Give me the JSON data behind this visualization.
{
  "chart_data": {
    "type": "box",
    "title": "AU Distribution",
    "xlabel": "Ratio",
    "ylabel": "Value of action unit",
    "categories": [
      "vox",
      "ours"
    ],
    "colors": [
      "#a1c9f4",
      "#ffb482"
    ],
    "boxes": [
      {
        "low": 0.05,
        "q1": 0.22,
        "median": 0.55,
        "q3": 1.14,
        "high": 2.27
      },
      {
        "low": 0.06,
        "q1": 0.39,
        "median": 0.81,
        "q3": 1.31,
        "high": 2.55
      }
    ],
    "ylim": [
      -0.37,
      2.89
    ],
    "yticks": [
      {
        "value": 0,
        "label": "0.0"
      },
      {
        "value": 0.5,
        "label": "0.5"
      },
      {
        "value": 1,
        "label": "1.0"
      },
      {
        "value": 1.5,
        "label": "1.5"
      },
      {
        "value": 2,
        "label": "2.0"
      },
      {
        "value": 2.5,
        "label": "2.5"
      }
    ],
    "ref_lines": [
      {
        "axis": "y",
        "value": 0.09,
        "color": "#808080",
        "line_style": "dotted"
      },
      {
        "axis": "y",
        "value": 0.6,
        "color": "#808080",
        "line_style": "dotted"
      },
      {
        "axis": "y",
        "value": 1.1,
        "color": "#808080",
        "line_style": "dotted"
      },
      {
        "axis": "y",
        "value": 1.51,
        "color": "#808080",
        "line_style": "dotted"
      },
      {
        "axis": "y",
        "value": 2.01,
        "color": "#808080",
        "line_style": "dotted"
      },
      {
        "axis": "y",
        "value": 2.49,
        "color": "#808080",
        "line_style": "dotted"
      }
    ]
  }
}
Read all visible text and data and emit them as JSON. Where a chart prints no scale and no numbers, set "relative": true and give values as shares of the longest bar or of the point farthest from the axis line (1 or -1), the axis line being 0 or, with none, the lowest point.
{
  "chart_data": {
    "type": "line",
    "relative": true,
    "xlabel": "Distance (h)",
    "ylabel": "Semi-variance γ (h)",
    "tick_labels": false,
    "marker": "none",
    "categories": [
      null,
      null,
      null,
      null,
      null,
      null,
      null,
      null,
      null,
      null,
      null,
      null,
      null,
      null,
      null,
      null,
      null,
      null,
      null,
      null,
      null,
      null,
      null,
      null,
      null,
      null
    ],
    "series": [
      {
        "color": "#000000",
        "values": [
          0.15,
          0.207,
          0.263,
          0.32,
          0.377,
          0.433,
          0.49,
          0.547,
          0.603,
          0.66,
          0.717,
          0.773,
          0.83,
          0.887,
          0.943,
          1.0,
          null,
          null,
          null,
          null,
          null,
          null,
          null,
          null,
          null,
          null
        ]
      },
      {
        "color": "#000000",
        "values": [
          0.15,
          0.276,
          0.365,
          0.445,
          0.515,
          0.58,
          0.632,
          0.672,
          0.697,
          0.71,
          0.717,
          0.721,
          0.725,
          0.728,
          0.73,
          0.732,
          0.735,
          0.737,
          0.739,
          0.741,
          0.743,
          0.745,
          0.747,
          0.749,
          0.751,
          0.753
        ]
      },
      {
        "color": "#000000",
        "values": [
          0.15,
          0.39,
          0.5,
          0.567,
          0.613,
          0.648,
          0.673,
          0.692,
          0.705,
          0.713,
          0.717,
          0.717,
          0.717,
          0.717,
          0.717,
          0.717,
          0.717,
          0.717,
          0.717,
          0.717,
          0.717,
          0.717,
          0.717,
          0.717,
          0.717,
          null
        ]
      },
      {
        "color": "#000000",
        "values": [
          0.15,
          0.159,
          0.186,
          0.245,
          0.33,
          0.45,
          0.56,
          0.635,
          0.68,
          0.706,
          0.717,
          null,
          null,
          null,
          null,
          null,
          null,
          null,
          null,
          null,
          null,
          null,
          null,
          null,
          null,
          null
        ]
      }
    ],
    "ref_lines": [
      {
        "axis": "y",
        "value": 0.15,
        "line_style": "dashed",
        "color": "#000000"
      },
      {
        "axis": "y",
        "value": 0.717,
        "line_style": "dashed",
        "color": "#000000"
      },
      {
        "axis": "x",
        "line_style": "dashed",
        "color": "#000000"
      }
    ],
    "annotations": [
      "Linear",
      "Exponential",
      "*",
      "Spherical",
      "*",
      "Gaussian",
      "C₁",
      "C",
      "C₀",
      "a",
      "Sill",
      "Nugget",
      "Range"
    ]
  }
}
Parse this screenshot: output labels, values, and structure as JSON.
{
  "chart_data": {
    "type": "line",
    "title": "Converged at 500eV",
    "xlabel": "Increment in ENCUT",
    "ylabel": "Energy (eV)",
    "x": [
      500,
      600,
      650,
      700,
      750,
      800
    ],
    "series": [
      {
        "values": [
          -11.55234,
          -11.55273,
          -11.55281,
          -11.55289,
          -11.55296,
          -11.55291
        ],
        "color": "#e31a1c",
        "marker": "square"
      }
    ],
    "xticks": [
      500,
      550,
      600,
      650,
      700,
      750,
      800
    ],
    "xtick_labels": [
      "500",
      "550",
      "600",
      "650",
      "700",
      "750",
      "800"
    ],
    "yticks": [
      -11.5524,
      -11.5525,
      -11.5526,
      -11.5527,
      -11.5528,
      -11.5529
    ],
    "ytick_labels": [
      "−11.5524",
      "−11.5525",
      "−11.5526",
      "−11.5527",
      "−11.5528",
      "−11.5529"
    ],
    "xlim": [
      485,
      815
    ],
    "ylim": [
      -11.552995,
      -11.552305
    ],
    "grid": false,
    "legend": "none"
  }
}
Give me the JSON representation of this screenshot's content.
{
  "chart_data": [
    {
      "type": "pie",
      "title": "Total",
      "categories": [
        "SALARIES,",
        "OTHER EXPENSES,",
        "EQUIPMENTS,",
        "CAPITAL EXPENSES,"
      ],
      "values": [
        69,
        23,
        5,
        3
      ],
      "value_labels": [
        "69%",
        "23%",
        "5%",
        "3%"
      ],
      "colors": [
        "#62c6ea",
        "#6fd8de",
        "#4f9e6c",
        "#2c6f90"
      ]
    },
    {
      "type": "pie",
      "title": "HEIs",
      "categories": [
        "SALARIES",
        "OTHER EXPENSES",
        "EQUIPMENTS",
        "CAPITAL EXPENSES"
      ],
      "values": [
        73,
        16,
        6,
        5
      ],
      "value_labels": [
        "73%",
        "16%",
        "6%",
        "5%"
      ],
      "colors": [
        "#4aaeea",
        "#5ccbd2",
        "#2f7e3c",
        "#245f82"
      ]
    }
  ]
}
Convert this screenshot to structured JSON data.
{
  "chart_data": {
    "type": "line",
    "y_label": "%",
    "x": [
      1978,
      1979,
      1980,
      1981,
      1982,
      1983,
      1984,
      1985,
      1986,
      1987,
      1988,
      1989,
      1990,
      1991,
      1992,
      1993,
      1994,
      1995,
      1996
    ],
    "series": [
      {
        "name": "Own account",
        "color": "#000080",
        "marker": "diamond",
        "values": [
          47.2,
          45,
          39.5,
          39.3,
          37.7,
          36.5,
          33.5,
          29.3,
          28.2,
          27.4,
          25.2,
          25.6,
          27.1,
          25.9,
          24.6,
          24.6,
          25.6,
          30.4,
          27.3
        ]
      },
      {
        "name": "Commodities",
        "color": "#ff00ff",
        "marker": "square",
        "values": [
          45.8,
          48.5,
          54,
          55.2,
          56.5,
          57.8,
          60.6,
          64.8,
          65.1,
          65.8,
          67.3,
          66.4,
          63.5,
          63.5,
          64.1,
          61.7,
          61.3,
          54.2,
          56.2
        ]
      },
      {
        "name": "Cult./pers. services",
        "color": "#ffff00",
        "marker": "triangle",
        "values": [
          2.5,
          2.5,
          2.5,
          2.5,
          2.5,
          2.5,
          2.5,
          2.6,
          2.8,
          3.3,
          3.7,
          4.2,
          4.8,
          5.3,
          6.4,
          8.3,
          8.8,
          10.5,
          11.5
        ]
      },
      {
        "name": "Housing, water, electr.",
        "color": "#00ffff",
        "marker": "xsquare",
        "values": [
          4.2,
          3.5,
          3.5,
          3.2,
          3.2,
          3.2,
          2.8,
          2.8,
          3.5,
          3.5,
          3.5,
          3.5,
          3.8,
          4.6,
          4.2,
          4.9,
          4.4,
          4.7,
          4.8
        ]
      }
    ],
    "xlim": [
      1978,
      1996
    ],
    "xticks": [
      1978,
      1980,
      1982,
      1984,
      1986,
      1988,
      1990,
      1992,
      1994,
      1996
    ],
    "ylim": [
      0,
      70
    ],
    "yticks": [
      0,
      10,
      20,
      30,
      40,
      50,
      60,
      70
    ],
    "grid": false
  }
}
● ● ●
◆ Direction ◆
Locate all lines that include the word "EXPENSES" and copy them out.

◆ Solution for this task ◆
        "OTHER EXPENSES,",
        "CAPITAL EXPENSES,"
        "OTHER EXPENSES",
        "CAPITAL EXPENSES"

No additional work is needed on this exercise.